**Aim of the exercise**:
Gather every line in the records below that contains the word "this".

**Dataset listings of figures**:
----------------------------------------

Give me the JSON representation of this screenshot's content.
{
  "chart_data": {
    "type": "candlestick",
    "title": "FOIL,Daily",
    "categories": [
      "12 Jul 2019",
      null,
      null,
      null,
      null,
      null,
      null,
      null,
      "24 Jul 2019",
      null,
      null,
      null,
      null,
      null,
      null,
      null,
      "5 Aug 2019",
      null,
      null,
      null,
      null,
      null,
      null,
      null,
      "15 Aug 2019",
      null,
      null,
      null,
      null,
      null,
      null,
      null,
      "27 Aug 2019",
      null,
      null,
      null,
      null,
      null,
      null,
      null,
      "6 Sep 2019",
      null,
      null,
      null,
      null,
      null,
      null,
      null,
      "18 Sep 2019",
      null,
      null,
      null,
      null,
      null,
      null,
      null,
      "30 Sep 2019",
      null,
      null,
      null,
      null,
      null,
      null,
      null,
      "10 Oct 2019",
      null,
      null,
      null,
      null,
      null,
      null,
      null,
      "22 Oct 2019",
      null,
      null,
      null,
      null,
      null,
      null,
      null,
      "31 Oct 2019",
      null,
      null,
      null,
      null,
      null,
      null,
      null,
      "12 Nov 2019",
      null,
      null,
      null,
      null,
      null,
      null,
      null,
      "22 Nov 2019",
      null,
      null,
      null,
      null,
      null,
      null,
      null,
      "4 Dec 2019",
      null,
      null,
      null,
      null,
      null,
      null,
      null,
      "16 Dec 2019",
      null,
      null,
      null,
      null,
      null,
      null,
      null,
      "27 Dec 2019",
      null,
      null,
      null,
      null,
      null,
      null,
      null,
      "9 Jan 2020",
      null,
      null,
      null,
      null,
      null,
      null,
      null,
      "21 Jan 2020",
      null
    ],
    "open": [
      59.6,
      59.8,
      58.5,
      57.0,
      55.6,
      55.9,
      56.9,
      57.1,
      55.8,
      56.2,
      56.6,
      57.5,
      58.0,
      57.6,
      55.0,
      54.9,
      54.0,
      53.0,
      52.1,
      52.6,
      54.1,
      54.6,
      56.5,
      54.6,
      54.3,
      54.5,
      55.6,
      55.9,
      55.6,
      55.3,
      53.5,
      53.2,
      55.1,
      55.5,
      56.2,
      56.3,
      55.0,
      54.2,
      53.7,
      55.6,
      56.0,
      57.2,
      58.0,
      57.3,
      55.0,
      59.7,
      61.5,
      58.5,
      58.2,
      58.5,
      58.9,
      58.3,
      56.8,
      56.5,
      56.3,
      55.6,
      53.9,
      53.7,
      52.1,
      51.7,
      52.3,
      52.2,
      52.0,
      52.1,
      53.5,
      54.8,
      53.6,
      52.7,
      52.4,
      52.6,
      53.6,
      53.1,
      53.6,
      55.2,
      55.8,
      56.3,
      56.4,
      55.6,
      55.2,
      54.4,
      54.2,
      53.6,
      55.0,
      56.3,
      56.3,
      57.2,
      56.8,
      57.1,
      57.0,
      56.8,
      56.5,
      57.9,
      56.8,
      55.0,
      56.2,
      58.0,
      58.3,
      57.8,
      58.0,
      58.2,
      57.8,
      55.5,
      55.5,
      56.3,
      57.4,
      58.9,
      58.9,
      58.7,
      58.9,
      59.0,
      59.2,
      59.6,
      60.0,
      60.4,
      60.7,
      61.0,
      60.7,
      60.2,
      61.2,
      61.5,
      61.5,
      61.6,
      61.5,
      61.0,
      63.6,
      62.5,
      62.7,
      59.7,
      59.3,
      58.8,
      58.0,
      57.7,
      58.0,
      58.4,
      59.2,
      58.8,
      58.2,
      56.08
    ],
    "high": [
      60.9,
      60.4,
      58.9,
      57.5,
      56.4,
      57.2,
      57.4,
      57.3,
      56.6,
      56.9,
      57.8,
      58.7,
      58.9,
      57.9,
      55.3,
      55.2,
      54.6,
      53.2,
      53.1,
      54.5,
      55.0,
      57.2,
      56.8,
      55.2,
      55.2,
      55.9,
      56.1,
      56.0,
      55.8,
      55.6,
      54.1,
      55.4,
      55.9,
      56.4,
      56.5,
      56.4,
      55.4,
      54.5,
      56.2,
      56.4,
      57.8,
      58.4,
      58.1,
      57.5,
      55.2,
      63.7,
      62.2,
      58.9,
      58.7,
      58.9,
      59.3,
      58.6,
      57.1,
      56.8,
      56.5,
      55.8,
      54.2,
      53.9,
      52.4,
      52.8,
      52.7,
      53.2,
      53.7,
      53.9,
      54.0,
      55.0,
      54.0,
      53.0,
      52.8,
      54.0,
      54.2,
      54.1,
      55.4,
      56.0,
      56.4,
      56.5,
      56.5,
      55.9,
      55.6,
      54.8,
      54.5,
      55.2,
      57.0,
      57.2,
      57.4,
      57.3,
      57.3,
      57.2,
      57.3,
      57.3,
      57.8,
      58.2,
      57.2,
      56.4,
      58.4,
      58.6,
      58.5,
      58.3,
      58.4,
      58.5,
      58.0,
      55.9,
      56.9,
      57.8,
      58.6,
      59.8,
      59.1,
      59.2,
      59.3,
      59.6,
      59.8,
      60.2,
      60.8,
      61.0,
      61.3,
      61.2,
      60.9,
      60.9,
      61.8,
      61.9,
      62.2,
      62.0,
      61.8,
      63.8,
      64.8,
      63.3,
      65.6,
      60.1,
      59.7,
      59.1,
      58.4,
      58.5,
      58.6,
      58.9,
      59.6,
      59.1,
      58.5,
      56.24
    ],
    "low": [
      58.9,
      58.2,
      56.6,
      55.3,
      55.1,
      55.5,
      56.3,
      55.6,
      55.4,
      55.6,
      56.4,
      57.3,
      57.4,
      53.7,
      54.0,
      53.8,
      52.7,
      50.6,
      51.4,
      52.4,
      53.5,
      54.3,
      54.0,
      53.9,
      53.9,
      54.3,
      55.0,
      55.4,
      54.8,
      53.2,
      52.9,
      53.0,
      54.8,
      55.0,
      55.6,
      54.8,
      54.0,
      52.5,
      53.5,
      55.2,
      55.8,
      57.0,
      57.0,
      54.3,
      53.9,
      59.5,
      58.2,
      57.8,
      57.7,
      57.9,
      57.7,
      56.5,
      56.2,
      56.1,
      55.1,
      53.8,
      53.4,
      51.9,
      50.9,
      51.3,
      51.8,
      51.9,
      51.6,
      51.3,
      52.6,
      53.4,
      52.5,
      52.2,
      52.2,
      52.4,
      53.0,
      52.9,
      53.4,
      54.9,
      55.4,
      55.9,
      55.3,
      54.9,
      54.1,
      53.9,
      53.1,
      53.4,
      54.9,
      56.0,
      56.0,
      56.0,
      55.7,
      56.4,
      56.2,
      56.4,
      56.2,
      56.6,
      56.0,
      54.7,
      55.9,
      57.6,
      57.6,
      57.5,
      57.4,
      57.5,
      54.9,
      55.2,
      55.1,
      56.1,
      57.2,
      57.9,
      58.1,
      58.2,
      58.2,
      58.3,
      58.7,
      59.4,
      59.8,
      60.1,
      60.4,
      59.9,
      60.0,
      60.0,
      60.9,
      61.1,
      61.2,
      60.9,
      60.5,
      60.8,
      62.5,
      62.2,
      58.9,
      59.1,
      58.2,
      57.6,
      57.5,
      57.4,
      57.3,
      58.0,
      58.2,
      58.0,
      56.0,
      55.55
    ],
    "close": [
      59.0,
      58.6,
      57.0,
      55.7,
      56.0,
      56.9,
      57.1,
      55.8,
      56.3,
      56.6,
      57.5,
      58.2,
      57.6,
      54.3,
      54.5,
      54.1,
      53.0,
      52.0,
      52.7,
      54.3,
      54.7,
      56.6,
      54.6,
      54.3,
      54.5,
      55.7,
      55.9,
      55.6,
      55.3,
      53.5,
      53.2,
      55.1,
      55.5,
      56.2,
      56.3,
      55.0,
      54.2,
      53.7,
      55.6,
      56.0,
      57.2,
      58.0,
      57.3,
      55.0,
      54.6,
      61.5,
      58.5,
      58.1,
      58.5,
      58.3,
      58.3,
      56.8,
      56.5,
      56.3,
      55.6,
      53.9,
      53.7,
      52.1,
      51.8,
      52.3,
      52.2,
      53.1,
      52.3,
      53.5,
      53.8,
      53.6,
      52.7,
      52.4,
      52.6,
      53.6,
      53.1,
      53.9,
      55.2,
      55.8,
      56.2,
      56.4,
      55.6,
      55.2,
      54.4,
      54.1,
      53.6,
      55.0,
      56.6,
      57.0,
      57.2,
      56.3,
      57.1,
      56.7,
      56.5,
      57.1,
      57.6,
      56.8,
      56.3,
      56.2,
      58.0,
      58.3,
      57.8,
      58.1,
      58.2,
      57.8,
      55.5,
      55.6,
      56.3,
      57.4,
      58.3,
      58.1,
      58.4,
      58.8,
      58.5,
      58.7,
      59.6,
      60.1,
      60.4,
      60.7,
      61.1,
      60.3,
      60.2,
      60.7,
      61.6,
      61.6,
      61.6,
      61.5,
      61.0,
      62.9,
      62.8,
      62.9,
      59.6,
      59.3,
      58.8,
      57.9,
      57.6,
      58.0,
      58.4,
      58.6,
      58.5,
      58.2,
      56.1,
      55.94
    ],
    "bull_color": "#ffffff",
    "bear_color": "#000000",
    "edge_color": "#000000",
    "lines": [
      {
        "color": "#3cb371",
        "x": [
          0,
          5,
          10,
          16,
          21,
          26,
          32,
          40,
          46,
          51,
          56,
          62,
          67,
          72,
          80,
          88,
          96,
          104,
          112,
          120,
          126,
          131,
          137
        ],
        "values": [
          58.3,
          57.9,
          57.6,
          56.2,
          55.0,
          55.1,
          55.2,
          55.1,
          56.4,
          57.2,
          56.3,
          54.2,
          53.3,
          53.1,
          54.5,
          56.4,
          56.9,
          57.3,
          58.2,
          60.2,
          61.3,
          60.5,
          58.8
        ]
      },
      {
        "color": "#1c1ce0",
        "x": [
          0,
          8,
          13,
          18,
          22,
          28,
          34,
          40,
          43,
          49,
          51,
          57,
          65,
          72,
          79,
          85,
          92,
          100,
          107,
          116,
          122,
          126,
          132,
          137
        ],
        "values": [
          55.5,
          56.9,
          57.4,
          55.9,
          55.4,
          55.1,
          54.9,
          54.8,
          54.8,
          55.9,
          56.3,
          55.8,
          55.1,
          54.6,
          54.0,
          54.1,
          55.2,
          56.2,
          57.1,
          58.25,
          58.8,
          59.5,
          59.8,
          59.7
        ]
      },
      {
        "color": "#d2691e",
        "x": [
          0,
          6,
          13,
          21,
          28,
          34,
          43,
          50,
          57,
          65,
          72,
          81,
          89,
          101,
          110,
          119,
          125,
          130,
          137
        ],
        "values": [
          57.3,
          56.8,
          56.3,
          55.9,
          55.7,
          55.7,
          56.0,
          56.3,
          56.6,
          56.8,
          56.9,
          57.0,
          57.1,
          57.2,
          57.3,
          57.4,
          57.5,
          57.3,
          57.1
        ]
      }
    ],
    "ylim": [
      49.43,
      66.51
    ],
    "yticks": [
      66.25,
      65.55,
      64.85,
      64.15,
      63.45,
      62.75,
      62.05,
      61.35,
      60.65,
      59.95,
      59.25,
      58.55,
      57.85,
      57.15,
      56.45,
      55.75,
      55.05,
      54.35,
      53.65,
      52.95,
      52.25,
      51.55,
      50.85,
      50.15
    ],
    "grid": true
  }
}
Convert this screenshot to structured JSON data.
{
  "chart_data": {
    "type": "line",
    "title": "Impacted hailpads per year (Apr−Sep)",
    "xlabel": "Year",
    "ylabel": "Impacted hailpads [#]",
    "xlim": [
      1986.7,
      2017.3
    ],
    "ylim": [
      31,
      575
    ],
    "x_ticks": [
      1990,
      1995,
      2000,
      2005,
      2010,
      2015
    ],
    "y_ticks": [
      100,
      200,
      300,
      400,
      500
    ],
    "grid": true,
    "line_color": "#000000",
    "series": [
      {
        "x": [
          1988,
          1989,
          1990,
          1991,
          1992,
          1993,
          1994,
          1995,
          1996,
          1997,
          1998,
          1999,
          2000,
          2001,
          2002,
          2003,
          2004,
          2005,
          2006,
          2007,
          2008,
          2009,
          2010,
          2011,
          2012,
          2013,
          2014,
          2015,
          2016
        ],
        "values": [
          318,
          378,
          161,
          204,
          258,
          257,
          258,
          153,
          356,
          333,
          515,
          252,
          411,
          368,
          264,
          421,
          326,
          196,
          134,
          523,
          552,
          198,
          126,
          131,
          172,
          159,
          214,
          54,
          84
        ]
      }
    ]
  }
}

----------------------------------------

**Worked solution**:
Give me the JSON representation of this screenshot's content.
Convert this screenshot to structured JSON data.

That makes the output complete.